## [What to do]
Collect every line that includes the string "this".

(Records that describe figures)
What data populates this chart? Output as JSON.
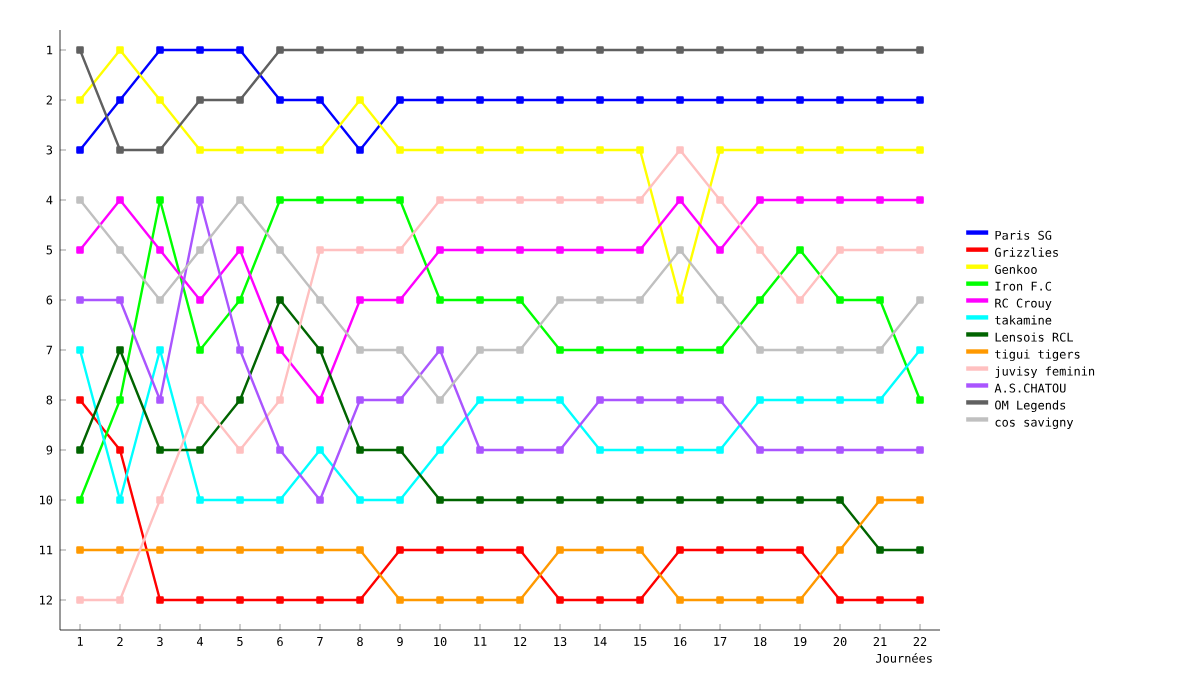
{
  "chart_data": {
    "type": "line",
    "xlabel": "Journées",
    "x": [
      1,
      2,
      3,
      4,
      5,
      6,
      7,
      8,
      9,
      10,
      11,
      12,
      13,
      14,
      15,
      16,
      17,
      18,
      19,
      20,
      21,
      22
    ],
    "xlim": [
      0.5,
      22.5
    ],
    "ylim": [
      12.6,
      0.6
    ],
    "xticks": [
      1,
      2,
      3,
      4,
      5,
      6,
      7,
      8,
      9,
      10,
      11,
      12,
      13,
      14,
      15,
      16,
      17,
      18,
      19,
      20,
      21,
      22
    ],
    "yticks": [
      1,
      2,
      3,
      4,
      5,
      6,
      7,
      8,
      9,
      10,
      11,
      12
    ],
    "legend": "right",
    "marker": "square",
    "line_style": "solid",
    "series": [
      {
        "name": "Paris SG",
        "color": "#0000ff",
        "values": [
          3,
          2,
          1,
          1,
          1,
          2,
          2,
          3,
          2,
          2,
          2,
          2,
          2,
          2,
          2,
          2,
          2,
          2,
          2,
          2,
          2,
          2
        ]
      },
      {
        "name": "Grizzlies",
        "color": "#ff0000",
        "values": [
          8,
          9,
          12,
          12,
          12,
          12,
          12,
          12,
          11,
          11,
          11,
          11,
          12,
          12,
          12,
          11,
          11,
          11,
          11,
          12,
          12,
          12
        ]
      },
      {
        "name": "Genkoo",
        "color": "#ffff00",
        "values": [
          2,
          1,
          2,
          3,
          3,
          3,
          3,
          2,
          3,
          3,
          3,
          3,
          3,
          3,
          3,
          6,
          3,
          3,
          3,
          3,
          3,
          3
        ]
      },
      {
        "name": "Iron F.C",
        "color": "#00ff00",
        "values": [
          10,
          8,
          4,
          7,
          6,
          4,
          4,
          4,
          4,
          6,
          6,
          6,
          7,
          7,
          7,
          7,
          7,
          6,
          5,
          6,
          6,
          8
        ]
      },
      {
        "name": "RC Crouy",
        "color": "#ff00ff",
        "values": [
          5,
          4,
          5,
          6,
          5,
          7,
          8,
          6,
          6,
          5,
          5,
          5,
          5,
          5,
          5,
          4,
          5,
          4,
          4,
          4,
          4,
          4
        ]
      },
      {
        "name": "takamine",
        "color": "#00ffff",
        "values": [
          7,
          10,
          7,
          10,
          10,
          10,
          9,
          10,
          10,
          9,
          8,
          8,
          8,
          9,
          9,
          9,
          9,
          8,
          8,
          8,
          8,
          7
        ]
      },
      {
        "name": "Lensois RCL",
        "color": "#006400",
        "values": [
          9,
          7,
          9,
          9,
          8,
          6,
          7,
          9,
          9,
          10,
          10,
          10,
          10,
          10,
          10,
          10,
          10,
          10,
          10,
          10,
          11,
          11
        ]
      },
      {
        "name": "tigui tigers",
        "color": "#ff9900",
        "values": [
          11,
          11,
          11,
          11,
          11,
          11,
          11,
          11,
          12,
          12,
          12,
          12,
          11,
          11,
          11,
          12,
          12,
          12,
          12,
          11,
          10,
          10
        ]
      },
      {
        "name": "juvisy feminin",
        "color": "#ffc0c0",
        "values": [
          12,
          12,
          10,
          8,
          9,
          8,
          5,
          5,
          5,
          4,
          4,
          4,
          4,
          4,
          4,
          3,
          4,
          5,
          6,
          5,
          5,
          5
        ]
      },
      {
        "name": "A.S.CHATOU",
        "color": "#aa55ff",
        "values": [
          6,
          6,
          8,
          4,
          7,
          9,
          10,
          8,
          8,
          7,
          9,
          9,
          9,
          8,
          8,
          8,
          8,
          9,
          9,
          9,
          9,
          9
        ]
      },
      {
        "name": "OM Legends",
        "color": "#606060",
        "values": [
          1,
          3,
          3,
          2,
          2,
          1,
          1,
          1,
          1,
          1,
          1,
          1,
          1,
          1,
          1,
          1,
          1,
          1,
          1,
          1,
          1,
          1
        ]
      },
      {
        "name": "cos savigny",
        "color": "#c0c0c0",
        "values": [
          4,
          5,
          6,
          5,
          4,
          5,
          6,
          7,
          7,
          8,
          7,
          7,
          6,
          6,
          6,
          5,
          6,
          7,
          7,
          7,
          7,
          6
        ]
      }
    ]
  }
}
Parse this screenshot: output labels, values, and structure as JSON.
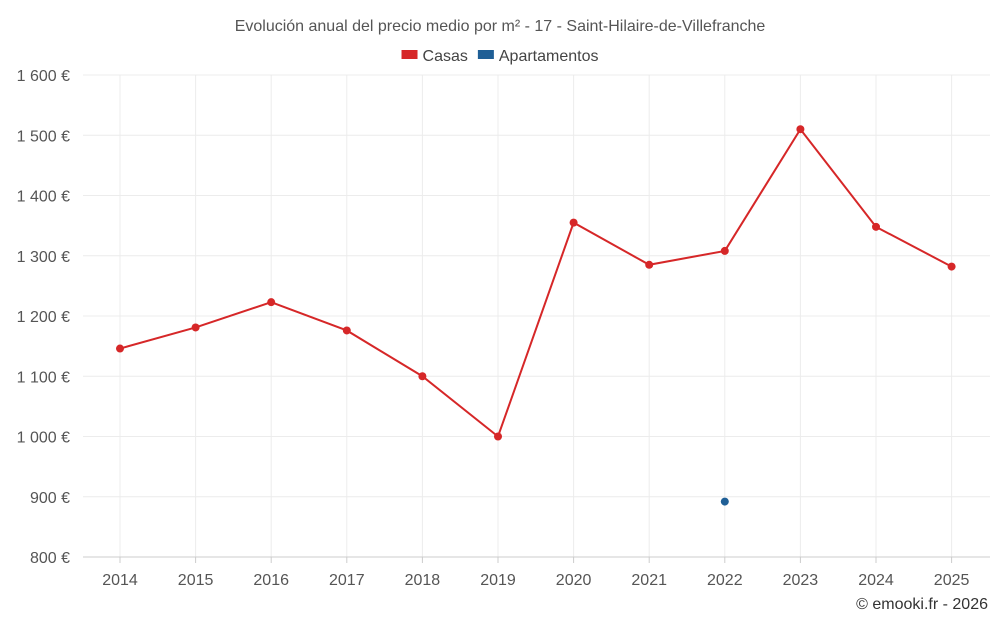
{
  "chart_data": {
    "type": "line",
    "title": "Evolución anual del precio medio por m² - 17 - Saint-Hilaire-de-Villefranche",
    "categories": [
      "2014",
      "2015",
      "2016",
      "2017",
      "2018",
      "2019",
      "2020",
      "2021",
      "2022",
      "2023",
      "2024",
      "2025"
    ],
    "ylim": [
      800,
      1600
    ],
    "y_ticks": [
      {
        "value": 800,
        "label": "800 €"
      },
      {
        "value": 900,
        "label": "900 €"
      },
      {
        "value": 1000,
        "label": "1 000 €"
      },
      {
        "value": 1100,
        "label": "1 100 €"
      },
      {
        "value": 1200,
        "label": "1 200 €"
      },
      {
        "value": 1300,
        "label": "1 300 €"
      },
      {
        "value": 1400,
        "label": "1 400 €"
      },
      {
        "value": 1500,
        "label": "1 500 €"
      },
      {
        "value": 1600,
        "label": "1 600 €"
      }
    ],
    "series": [
      {
        "name": "Casas",
        "color": "#d62728",
        "values": [
          1146,
          1181,
          1223,
          1176,
          1100,
          1000,
          1355,
          1285,
          1308,
          1510,
          1348,
          1282
        ]
      },
      {
        "name": "Apartamentos",
        "color": "#1f5f96",
        "values": [
          null,
          null,
          null,
          null,
          null,
          null,
          null,
          null,
          892,
          null,
          null,
          null
        ]
      }
    ],
    "legend_position": "top-center",
    "grid": true
  },
  "footer": "© emooki.fr - 2026"
}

## [The answer]
What data populates this chart? Output as JSON.
Parse this screenshot: output labels, values, and structure as JSON.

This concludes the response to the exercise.